## [What you have to do]
Word for word, transcribe the lines below and drop the pictures.

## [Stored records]
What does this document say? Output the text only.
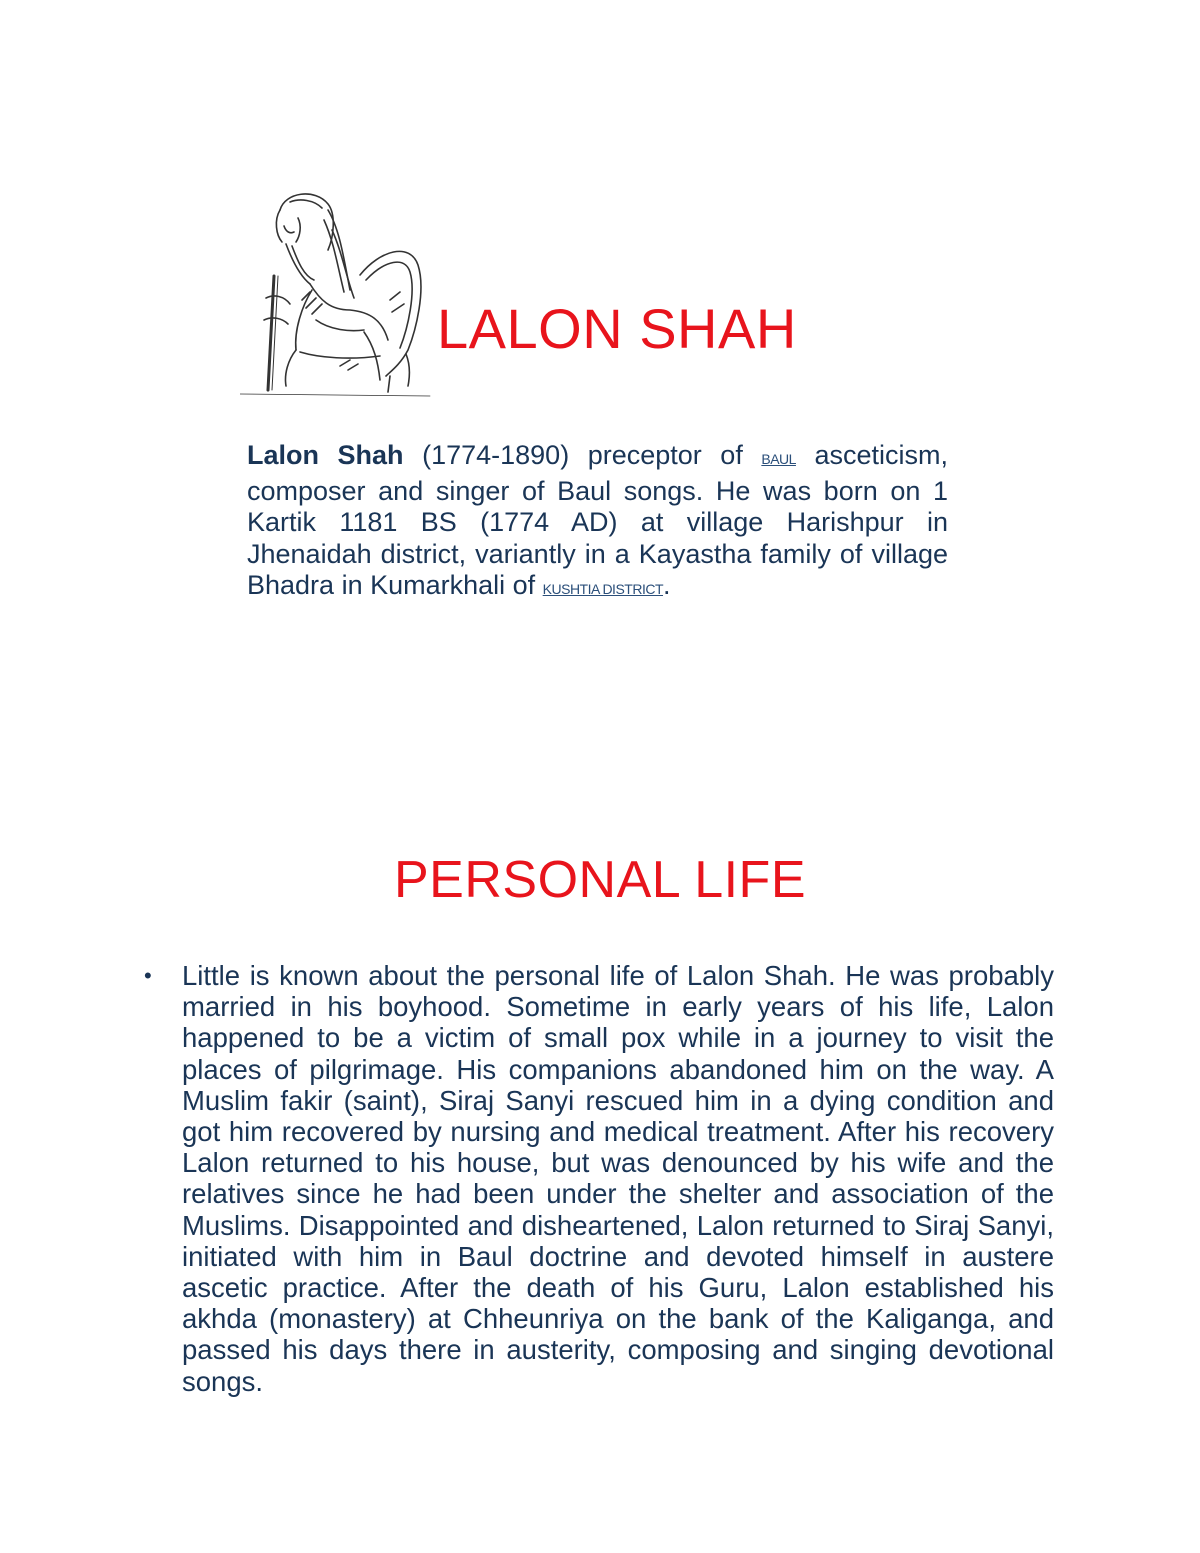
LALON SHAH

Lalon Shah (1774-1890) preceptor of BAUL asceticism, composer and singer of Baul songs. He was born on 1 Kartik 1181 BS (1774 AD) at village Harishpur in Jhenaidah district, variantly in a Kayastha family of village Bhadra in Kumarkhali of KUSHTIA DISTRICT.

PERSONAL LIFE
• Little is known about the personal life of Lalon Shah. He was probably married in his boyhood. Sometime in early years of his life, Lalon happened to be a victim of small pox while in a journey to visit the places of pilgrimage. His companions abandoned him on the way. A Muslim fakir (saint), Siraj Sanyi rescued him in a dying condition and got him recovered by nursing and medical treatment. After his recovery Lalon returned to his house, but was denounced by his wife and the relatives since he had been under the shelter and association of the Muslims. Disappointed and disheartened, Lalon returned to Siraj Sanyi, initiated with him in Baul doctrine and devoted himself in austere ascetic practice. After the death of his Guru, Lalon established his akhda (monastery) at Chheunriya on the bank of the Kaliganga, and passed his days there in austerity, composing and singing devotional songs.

## [Output below]
What does this document say? Output the text only.
LALON SHAH

Lalon Shah (1774-1890) preceptor of BAUL asceticism, composer and singer of Baul songs. He was born on 1 Kartik 1181 BS (1774 AD) at village Harishpur in Jhenaidah district, variantly in a Kayastha family of village Bhadra in Kumarkhali of KUSHTIA DISTRICT.

PERSONAL LIFE
• Little is known about the personal life of Lalon Shah. He was probably married in his boyhood. Sometime in early years of his life, Lalon happened to be a victim of small pox while in a journey to visit the places of pilgrimage. His companions abandoned him on the way. A Muslim fakir (saint), Siraj Sanyi rescued him in a dying condition and got him recovered by nursing and medical treatment. After his recovery Lalon returned to his house, but was denounced by his wife and the relatives since he had been under the shelter and association of the Muslims. Disappointed and disheartened, Lalon returned to Siraj Sanyi, initiated with him in Baul doctrine and devoted himself in austere ascetic practice. After the death of his Guru, Lalon established his akhda (monastery) at Chheunriya on the bank of the Kaliganga, and passed his days there in austerity, composing and singing devotional songs.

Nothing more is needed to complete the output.